The task: From the listing below, pull out all lines with "true" in them.

(Figure contents as structured data)
_ _ _
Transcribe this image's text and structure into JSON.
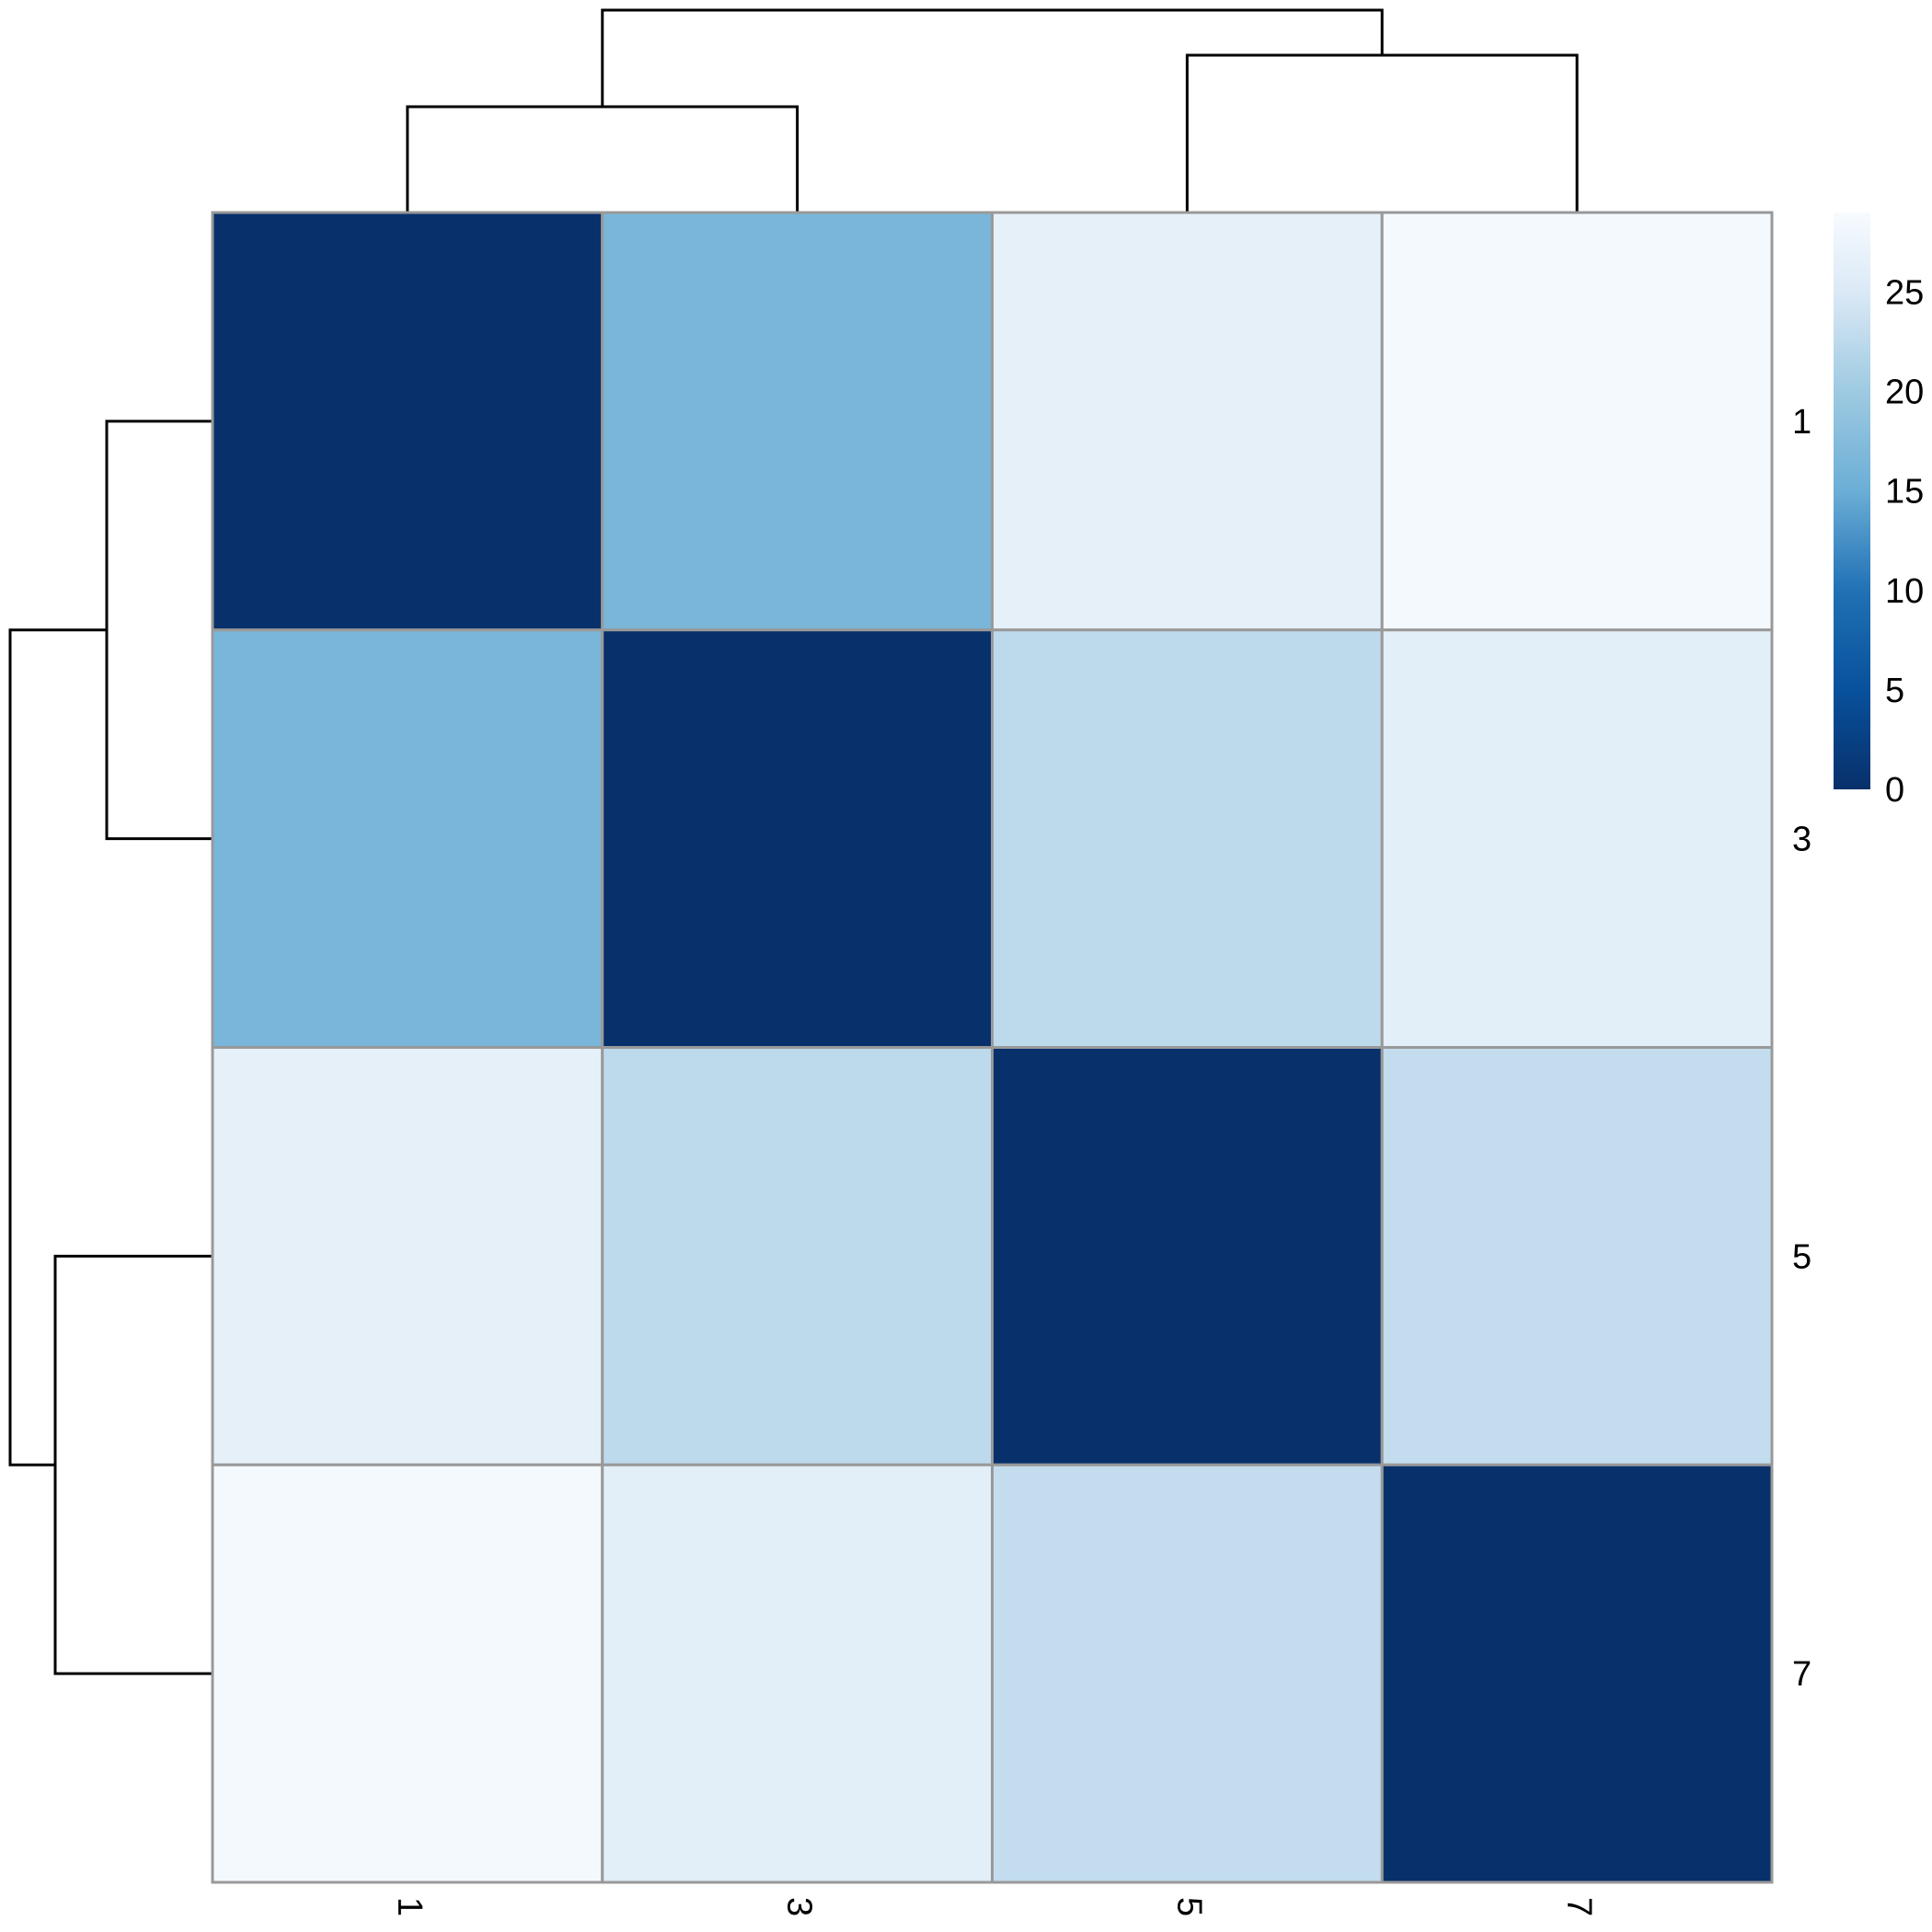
{
  "chart_data": {
    "type": "heatmap",
    "title": "",
    "xlabel": "",
    "ylabel": "",
    "rows": [
      "1",
      "3",
      "5",
      "7"
    ],
    "columns": [
      "1",
      "3",
      "5",
      "7"
    ],
    "values": [
      [
        0,
        16.5,
        26.5,
        28.5
      ],
      [
        16.5,
        0,
        22.5,
        26
      ],
      [
        26.5,
        22.5,
        0,
        23
      ],
      [
        28.5,
        26,
        23,
        0
      ]
    ],
    "colorscale": {
      "min": 0,
      "max": 29,
      "stops": [
        {
          "value": 0,
          "color": "#08306b"
        },
        {
          "value": 5,
          "color": "#08519c"
        },
        {
          "value": 10,
          "color": "#2171b5"
        },
        {
          "value": 15,
          "color": "#6baed6"
        },
        {
          "value": 20,
          "color": "#9ecae1"
        },
        {
          "value": 25,
          "color": "#dbe9f6"
        },
        {
          "value": 29,
          "color": "#f7fbff"
        }
      ],
      "ticks": [
        "0",
        "5",
        "10",
        "15",
        "20",
        "25"
      ]
    },
    "row_dendrogram": true,
    "column_dendrogram": true,
    "cell_border_color": "#999999",
    "legend_placement": "top-right"
  }
}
_ _ _
Response to this exercise:
    "row_dendrogram": true,
    "column_dendrogram": true,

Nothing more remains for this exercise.